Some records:
* BEGIN *
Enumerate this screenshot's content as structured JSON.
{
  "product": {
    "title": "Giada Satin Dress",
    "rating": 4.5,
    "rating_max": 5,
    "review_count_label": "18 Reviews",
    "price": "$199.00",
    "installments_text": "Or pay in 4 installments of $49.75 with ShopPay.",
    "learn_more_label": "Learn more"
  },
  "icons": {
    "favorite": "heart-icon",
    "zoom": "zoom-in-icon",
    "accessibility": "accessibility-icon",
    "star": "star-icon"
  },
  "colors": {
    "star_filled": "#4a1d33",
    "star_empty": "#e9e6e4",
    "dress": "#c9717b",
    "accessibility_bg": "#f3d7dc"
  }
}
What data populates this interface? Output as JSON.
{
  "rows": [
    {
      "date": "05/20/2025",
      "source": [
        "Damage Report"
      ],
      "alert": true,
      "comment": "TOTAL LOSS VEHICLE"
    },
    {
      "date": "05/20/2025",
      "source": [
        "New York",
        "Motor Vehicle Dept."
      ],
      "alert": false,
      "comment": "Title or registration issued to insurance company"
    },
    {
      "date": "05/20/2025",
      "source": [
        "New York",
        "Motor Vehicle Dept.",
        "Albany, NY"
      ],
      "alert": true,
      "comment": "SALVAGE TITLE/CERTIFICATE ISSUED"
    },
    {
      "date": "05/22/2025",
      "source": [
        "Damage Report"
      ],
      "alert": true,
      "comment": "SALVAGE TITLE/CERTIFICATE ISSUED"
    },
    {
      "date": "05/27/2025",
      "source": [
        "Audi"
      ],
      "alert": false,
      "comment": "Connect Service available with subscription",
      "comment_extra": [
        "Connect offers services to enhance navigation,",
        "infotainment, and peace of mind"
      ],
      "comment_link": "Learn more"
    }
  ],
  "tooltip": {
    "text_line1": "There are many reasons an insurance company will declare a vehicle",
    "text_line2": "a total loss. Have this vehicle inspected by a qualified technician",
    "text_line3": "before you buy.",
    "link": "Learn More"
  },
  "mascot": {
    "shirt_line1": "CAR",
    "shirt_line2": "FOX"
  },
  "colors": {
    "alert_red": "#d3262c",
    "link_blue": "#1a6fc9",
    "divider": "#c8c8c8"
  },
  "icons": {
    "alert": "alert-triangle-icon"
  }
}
* END *
Objective: Repeat all of the records above exactly as they appear.

Answer to the problem:
Enumerate this screenshot's content as structured JSON.
{
  "product": {
    "title": "Giada Satin Dress",
    "rating": 4.5,
    "rating_max": 5,
    "review_count_label": "18 Reviews",
    "price": "$199.00",
    "installments_text": "Or pay in 4 installments of $49.75 with ShopPay.",
    "learn_more_label": "Learn more"
  },
  "icons": {
    "favorite": "heart-icon",
    "zoom": "zoom-in-icon",
    "accessibility": "accessibility-icon",
    "star": "star-icon"
  },
  "colors": {
    "star_filled": "#4a1d33",
    "star_empty": "#e9e6e4",
    "dress": "#c9717b",
    "accessibility_bg": "#f3d7dc"
  }
}
What data populates this interface? Output as JSON.
{
  "rows": [
    {
      "date": "05/20/2025",
      "source": [
        "Damage Report"
      ],
      "alert": true,
      "comment": "TOTAL LOSS VEHICLE"
    },
    {
      "date": "05/20/2025",
      "source": [
        "New York",
        "Motor Vehicle Dept."
      ],
      "alert": false,
      "comment": "Title or registration issued to insurance company"
    },
    {
      "date": "05/20/2025",
      "source": [
        "New York",
        "Motor Vehicle Dept.",
        "Albany, NY"
      ],
      "alert": true,
      "comment": "SALVAGE TITLE/CERTIFICATE ISSUED"
    },
    {
      "date": "05/22/2025",
      "source": [
        "Damage Report"
      ],
      "alert": true,
      "comment": "SALVAGE TITLE/CERTIFICATE ISSUED"
    },
    {
      "date": "05/27/2025",
      "source": [
        "Audi"
      ],
      "alert": false,
      "comment": "Connect Service available with subscription",
      "comment_extra": [
        "Connect offers services to enhance navigation,",
        "infotainment, and peace of mind"
      ],
      "comment_link": "Learn more"
    }
  ],
  "tooltip": {
    "text_line1": "There are many reasons an insurance company will declare a vehicle",
    "text_line2": "a total loss. Have this vehicle inspected by a qualified technician",
    "text_line3": "before you buy.",
    "link": "Learn More"
  },
  "mascot": {
    "shirt_line1": "CAR",
    "shirt_line2": "FOX"
  },
  "colors": {
    "alert_red": "#d3262c",
    "link_blue": "#1a6fc9",
    "divider": "#c8c8c8"
  },
  "icons": {
    "alert": "alert-triangle-icon"
  }
}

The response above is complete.